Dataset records
## START

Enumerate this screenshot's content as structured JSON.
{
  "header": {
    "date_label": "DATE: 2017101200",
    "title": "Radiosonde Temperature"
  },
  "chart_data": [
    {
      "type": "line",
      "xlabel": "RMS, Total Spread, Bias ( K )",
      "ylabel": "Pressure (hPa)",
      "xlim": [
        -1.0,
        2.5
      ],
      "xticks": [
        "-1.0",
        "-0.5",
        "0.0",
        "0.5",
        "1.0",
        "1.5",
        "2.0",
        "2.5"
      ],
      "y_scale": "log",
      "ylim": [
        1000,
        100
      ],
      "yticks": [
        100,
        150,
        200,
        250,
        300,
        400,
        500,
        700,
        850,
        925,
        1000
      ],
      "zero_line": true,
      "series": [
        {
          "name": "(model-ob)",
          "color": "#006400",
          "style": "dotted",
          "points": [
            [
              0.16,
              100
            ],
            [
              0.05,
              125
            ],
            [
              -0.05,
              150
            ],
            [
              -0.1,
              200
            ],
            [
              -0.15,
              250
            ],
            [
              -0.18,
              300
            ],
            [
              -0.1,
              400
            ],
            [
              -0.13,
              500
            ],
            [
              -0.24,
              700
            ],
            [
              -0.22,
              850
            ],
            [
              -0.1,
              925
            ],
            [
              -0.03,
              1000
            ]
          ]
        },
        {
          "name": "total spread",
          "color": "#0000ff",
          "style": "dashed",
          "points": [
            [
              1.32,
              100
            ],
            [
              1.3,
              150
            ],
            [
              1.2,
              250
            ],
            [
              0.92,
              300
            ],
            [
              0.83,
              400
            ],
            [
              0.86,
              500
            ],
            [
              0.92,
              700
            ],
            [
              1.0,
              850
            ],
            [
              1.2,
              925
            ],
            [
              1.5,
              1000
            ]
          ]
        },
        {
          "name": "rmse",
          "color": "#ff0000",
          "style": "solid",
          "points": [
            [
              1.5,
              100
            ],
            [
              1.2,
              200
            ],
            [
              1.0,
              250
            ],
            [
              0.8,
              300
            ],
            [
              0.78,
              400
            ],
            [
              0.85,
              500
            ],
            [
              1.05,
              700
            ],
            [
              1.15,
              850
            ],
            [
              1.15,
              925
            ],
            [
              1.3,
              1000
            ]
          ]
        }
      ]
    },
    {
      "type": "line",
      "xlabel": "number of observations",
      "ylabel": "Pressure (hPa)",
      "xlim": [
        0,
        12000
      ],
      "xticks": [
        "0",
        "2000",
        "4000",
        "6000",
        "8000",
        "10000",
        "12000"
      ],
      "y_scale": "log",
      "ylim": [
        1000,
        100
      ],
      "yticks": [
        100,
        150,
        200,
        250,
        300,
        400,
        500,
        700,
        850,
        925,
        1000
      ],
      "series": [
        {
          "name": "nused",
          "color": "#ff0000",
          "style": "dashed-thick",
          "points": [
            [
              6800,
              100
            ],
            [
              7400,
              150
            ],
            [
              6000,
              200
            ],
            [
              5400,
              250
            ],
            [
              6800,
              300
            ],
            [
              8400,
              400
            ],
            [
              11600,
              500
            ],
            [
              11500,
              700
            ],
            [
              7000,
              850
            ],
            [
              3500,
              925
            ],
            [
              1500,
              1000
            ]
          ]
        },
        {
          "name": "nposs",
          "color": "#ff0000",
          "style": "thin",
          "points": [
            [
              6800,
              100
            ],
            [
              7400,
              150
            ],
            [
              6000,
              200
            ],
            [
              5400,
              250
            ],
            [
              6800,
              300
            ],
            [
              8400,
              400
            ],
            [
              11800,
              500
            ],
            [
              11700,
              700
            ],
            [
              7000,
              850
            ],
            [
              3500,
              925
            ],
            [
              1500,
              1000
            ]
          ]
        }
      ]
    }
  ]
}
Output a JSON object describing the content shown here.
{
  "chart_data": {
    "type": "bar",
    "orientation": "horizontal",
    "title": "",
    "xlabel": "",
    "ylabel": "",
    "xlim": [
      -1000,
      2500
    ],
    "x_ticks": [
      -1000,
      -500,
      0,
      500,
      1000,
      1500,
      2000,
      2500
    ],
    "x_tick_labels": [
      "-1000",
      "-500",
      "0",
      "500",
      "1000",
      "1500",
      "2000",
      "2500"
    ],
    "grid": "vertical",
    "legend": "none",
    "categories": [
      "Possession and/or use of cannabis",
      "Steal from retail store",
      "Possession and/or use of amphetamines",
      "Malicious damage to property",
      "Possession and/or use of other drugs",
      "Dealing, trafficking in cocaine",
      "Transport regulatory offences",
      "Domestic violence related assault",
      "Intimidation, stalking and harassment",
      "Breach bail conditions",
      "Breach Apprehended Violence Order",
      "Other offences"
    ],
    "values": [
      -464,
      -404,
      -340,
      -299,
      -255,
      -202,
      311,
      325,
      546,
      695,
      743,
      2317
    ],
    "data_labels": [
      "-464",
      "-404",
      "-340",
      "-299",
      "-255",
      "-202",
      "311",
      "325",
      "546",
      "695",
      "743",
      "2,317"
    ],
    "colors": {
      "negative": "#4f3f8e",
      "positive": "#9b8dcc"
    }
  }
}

## END
## START

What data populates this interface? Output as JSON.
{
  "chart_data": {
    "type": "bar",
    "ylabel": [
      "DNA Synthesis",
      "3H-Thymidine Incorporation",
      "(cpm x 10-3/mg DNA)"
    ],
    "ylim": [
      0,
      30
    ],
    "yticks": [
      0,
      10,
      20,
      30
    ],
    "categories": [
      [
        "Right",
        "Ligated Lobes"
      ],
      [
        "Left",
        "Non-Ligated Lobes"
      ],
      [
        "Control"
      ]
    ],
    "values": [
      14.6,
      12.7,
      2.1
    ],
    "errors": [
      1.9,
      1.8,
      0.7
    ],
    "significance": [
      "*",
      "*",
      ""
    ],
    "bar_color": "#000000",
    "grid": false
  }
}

## END

Set task — Using the listing, collect all lines in which the string "content" is found.

Response to this task —
Enumerate this screenshot's content as structured JSON.
Output a JSON object describing the content shown here.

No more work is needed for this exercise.